Record set
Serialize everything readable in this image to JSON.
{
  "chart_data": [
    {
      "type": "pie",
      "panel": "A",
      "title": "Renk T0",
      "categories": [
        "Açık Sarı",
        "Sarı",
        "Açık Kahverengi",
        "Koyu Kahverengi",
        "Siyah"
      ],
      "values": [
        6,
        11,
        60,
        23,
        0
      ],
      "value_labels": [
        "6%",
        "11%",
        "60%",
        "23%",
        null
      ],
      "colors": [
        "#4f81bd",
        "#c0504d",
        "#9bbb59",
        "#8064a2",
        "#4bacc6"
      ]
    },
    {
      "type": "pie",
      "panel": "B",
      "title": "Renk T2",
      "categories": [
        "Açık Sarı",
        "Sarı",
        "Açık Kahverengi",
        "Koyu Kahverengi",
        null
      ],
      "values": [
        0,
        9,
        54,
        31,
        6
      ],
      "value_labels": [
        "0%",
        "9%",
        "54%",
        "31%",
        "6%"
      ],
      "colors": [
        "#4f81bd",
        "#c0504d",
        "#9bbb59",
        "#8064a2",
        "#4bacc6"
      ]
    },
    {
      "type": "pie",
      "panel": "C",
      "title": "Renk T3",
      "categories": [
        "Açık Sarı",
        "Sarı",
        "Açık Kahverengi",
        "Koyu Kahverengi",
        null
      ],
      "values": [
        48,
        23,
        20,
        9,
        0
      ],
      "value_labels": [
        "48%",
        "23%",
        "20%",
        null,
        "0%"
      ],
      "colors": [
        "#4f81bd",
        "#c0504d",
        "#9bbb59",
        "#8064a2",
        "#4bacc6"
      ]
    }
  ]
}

Given exercise
All of the entries above need to be reproduced exactly.

Finished answer
Serialize everything readable in this image to JSON.
{
  "chart_data": [
    {
      "type": "pie",
      "panel": "A",
      "title": "Renk T0",
      "categories": [
        "Açık Sarı",
        "Sarı",
        "Açık Kahverengi",
        "Koyu Kahverengi",
        "Siyah"
      ],
      "values": [
        6,
        11,
        60,
        23,
        0
      ],
      "value_labels": [
        "6%",
        "11%",
        "60%",
        "23%",
        null
      ],
      "colors": [
        "#4f81bd",
        "#c0504d",
        "#9bbb59",
        "#8064a2",
        "#4bacc6"
      ]
    },
    {
      "type": "pie",
      "panel": "B",
      "title": "Renk T2",
      "categories": [
        "Açık Sarı",
        "Sarı",
        "Açık Kahverengi",
        "Koyu Kahverengi",
        null
      ],
      "values": [
        0,
        9,
        54,
        31,
        6
      ],
      "value_labels": [
        "0%",
        "9%",
        "54%",
        "31%",
        "6%"
      ],
      "colors": [
        "#4f81bd",
        "#c0504d",
        "#9bbb59",
        "#8064a2",
        "#4bacc6"
      ]
    },
    {
      "type": "pie",
      "panel": "C",
      "title": "Renk T3",
      "categories": [
        "Açık Sarı",
        "Sarı",
        "Açık Kahverengi",
        "Koyu Kahverengi",
        null
      ],
      "values": [
        48,
        23,
        20,
        9,
        0
      ],
      "value_labels": [
        "48%",
        "23%",
        "20%",
        null,
        "0%"
      ],
      "colors": [
        "#4f81bd",
        "#c0504d",
        "#9bbb59",
        "#8064a2",
        "#4bacc6"
      ]
    }
  ]
}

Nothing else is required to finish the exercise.